* Start *
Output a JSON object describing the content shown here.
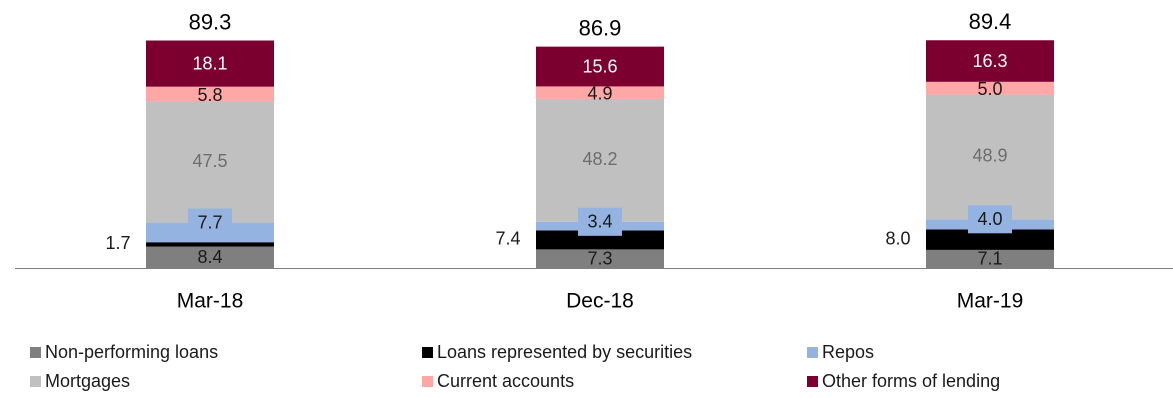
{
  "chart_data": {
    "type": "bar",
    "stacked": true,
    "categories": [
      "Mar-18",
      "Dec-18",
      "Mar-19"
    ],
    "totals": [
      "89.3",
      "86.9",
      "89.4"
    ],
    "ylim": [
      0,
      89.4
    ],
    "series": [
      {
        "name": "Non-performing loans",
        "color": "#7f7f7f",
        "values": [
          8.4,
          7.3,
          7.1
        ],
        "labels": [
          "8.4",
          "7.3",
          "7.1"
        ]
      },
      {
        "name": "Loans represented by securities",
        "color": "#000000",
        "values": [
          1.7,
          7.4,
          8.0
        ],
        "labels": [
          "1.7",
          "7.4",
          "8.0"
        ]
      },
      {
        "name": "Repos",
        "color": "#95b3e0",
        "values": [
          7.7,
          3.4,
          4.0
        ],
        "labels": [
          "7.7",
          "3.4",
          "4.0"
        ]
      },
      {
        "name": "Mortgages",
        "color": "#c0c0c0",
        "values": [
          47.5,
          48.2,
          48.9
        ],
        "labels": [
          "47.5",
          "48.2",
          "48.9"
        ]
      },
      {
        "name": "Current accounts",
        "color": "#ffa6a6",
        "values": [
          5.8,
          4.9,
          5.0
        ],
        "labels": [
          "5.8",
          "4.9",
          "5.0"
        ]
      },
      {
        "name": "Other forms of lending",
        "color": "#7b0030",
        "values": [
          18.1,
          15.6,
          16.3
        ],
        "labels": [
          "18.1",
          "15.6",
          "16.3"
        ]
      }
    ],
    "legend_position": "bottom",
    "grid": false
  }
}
* End *
## PROBLEM TO SOLVE
All the lines above are to be given again exactly as they read, with the pictures removed.

## RESPONSE FOR THIS EXERCISE
Output a JSON object describing the content shown here.
{
  "chart_data": {
    "type": "bar",
    "stacked": true,
    "categories": [
      "Mar-18",
      "Dec-18",
      "Mar-19"
    ],
    "totals": [
      "89.3",
      "86.9",
      "89.4"
    ],
    "ylim": [
      0,
      89.4
    ],
    "series": [
      {
        "name": "Non-performing loans",
        "color": "#7f7f7f",
        "values": [
          8.4,
          7.3,
          7.1
        ],
        "labels": [
          "8.4",
          "7.3",
          "7.1"
        ]
      },
      {
        "name": "Loans represented by securities",
        "color": "#000000",
        "values": [
          1.7,
          7.4,
          8.0
        ],
        "labels": [
          "1.7",
          "7.4",
          "8.0"
        ]
      },
      {
        "name": "Repos",
        "color": "#95b3e0",
        "values": [
          7.7,
          3.4,
          4.0
        ],
        "labels": [
          "7.7",
          "3.4",
          "4.0"
        ]
      },
      {
        "name": "Mortgages",
        "color": "#c0c0c0",
        "values": [
          47.5,
          48.2,
          48.9
        ],
        "labels": [
          "47.5",
          "48.2",
          "48.9"
        ]
      },
      {
        "name": "Current accounts",
        "color": "#ffa6a6",
        "values": [
          5.8,
          4.9,
          5.0
        ],
        "labels": [
          "5.8",
          "4.9",
          "5.0"
        ]
      },
      {
        "name": "Other forms of lending",
        "color": "#7b0030",
        "values": [
          18.1,
          15.6,
          16.3
        ],
        "labels": [
          "18.1",
          "15.6",
          "16.3"
        ]
      }
    ],
    "legend_position": "bottom",
    "grid": false
  }
}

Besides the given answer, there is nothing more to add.